Required work: Say how many lines of these entries include the word "adhésion", and answer with the number alone.

Data shown:
───

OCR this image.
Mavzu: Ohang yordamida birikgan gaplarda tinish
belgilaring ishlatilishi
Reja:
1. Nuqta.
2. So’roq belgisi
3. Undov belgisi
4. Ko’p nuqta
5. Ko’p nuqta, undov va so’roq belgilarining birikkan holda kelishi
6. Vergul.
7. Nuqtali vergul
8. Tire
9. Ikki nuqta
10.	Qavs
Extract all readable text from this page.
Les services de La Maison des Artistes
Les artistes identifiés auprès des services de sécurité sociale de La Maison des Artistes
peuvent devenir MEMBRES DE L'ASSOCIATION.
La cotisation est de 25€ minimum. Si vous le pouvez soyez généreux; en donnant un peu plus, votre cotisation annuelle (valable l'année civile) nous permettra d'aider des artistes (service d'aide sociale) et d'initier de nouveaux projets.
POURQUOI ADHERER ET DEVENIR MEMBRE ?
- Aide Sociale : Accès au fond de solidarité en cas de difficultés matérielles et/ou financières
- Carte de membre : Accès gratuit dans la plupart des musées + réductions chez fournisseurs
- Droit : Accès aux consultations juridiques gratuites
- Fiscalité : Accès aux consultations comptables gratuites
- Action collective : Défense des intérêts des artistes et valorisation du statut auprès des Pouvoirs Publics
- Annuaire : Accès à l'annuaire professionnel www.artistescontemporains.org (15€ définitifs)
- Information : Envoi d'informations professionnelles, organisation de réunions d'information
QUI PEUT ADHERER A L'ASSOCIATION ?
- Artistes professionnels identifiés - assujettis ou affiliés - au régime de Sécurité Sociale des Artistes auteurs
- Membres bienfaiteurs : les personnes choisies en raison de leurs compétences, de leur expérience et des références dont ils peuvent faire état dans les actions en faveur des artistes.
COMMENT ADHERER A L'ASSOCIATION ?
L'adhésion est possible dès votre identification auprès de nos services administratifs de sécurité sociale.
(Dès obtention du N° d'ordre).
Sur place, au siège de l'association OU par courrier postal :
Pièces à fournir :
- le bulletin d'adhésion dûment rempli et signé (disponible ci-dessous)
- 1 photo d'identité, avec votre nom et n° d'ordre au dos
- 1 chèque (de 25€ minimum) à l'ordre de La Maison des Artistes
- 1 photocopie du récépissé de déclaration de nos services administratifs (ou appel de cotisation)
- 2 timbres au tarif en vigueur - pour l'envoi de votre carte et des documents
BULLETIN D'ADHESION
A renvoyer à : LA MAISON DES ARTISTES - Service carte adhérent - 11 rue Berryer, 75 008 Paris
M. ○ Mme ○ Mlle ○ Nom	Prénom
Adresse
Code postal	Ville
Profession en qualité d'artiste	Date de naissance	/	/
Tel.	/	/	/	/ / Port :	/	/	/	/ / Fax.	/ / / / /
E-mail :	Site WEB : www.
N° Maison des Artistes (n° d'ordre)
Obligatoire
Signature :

───

Expected answer: 2